### Short problem
Return every entry exactly as written.

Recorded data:
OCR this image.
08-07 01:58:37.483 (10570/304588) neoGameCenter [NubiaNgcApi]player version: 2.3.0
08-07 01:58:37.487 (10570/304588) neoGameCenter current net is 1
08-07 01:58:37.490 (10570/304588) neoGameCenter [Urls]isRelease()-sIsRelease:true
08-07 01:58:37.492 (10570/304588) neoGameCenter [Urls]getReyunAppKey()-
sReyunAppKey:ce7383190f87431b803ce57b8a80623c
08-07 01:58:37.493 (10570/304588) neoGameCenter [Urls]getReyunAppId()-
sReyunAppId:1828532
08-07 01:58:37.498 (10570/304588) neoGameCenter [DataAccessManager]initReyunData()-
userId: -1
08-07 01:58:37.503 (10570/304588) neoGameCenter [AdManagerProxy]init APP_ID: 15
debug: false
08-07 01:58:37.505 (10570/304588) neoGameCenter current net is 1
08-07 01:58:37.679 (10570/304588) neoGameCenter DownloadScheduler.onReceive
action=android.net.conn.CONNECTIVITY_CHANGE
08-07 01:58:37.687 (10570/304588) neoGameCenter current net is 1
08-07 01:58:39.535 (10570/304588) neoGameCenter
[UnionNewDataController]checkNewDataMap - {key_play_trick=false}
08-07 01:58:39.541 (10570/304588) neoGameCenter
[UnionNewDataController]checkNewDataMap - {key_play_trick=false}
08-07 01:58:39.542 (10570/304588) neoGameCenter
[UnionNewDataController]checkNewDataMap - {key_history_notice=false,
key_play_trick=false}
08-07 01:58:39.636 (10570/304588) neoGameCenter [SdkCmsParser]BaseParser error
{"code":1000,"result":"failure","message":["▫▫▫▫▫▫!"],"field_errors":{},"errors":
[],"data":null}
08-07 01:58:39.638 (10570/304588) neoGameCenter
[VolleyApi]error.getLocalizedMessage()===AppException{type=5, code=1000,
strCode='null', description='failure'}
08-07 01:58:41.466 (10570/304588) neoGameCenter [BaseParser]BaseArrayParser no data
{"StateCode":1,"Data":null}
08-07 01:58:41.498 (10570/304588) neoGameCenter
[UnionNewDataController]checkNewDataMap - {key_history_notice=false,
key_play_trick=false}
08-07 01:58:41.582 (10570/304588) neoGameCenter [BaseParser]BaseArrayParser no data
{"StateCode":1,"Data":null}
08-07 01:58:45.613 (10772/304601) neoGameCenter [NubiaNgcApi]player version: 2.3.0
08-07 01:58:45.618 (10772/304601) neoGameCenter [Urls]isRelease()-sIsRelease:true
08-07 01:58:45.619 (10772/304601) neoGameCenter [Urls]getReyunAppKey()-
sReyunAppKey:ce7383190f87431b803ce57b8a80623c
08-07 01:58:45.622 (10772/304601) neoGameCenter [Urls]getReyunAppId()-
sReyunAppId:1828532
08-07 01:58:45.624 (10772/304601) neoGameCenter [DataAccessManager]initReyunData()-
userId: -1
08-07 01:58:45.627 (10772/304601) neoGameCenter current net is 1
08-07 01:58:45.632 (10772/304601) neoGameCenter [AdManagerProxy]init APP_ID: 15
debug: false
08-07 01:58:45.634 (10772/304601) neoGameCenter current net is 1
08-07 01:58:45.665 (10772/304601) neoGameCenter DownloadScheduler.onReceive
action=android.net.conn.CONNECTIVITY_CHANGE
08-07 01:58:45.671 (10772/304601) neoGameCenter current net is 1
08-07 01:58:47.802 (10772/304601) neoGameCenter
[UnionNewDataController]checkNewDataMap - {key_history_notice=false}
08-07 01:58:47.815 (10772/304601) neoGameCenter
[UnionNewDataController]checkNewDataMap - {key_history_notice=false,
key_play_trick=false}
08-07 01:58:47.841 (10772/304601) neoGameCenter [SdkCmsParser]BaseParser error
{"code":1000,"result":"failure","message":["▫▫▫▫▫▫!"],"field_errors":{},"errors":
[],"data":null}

### Solution to this task
OCR this image.
08-07 01:58:37.483 (10570/304588) neoGameCenter [NubiaNgcApi]player version: 2.3.0
08-07 01:58:37.487 (10570/304588) neoGameCenter current net is 1
08-07 01:58:37.490 (10570/304588) neoGameCenter [Urls]isRelease()-sIsRelease:true
08-07 01:58:37.492 (10570/304588) neoGameCenter [Urls]getReyunAppKey()-
sReyunAppKey:ce7383190f87431b803ce57b8a80623c
08-07 01:58:37.493 (10570/304588) neoGameCenter [Urls]getReyunAppId()-
sReyunAppId:1828532
08-07 01:58:37.498 (10570/304588) neoGameCenter [DataAccessManager]initReyunData()-
userId: -1
08-07 01:58:37.503 (10570/304588) neoGameCenter [AdManagerProxy]init APP_ID: 15
debug: false
08-07 01:58:37.505 (10570/304588) neoGameCenter current net is 1
08-07 01:58:37.679 (10570/304588) neoGameCenter DownloadScheduler.onReceive
action=android.net.conn.CONNECTIVITY_CHANGE
08-07 01:58:37.687 (10570/304588) neoGameCenter current net is 1
08-07 01:58:39.535 (10570/304588) neoGameCenter
[UnionNewDataController]checkNewDataMap - {key_play_trick=false}
08-07 01:58:39.541 (10570/304588) neoGameCenter
[UnionNewDataController]checkNewDataMap - {key_play_trick=false}
08-07 01:58:39.542 (10570/304588) neoGameCenter
[UnionNewDataController]checkNewDataMap - {key_history_notice=false,
key_play_trick=false}
08-07 01:58:39.636 (10570/304588) neoGameCenter [SdkCmsParser]BaseParser error
{"code":1000,"result":"failure","message":["▫▫▫▫▫▫!"],"field_errors":{},"errors":
[],"data":null}
08-07 01:58:39.638 (10570/304588) neoGameCenter
[VolleyApi]error.getLocalizedMessage()===AppException{type=5, code=1000,
strCode='null', description='failure'}
08-07 01:58:41.466 (10570/304588) neoGameCenter [BaseParser]BaseArrayParser no data
{"StateCode":1,"Data":null}
08-07 01:58:41.498 (10570/304588) neoGameCenter
[UnionNewDataController]checkNewDataMap - {key_history_notice=false,
key_play_trick=false}
08-07 01:58:41.582 (10570/304588) neoGameCenter [BaseParser]BaseArrayParser no data
{"StateCode":1,"Data":null}
08-07 01:58:45.613 (10772/304601) neoGameCenter [NubiaNgcApi]player version: 2.3.0
08-07 01:58:45.618 (10772/304601) neoGameCenter [Urls]isRelease()-sIsRelease:true
08-07 01:58:45.619 (10772/304601) neoGameCenter [Urls]getReyunAppKey()-
sReyunAppKey:ce7383190f87431b803ce57b8a80623c
08-07 01:58:45.622 (10772/304601) neoGameCenter [Urls]getReyunAppId()-
sReyunAppId:1828532
08-07 01:58:45.624 (10772/304601) neoGameCenter [DataAccessManager]initReyunData()-
userId: -1
08-07 01:58:45.627 (10772/304601) neoGameCenter current net is 1
08-07 01:58:45.632 (10772/304601) neoGameCenter [AdManagerProxy]init APP_ID: 15
debug: false
08-07 01:58:45.634 (10772/304601) neoGameCenter current net is 1
08-07 01:58:45.665 (10772/304601) neoGameCenter DownloadScheduler.onReceive
action=android.net.conn.CONNECTIVITY_CHANGE
08-07 01:58:45.671 (10772/304601) neoGameCenter current net is 1
08-07 01:58:47.802 (10772/304601) neoGameCenter
[UnionNewDataController]checkNewDataMap - {key_history_notice=false}
08-07 01:58:47.815 (10772/304601) neoGameCenter
[UnionNewDataController]checkNewDataMap - {key_history_notice=false,
key_play_trick=false}
08-07 01:58:47.841 (10772/304601) neoGameCenter [SdkCmsParser]BaseParser error
{"code":1000,"result":"failure","message":["▫▫▫▫▫▫!"],"field_errors":{},"errors":
[],"data":null}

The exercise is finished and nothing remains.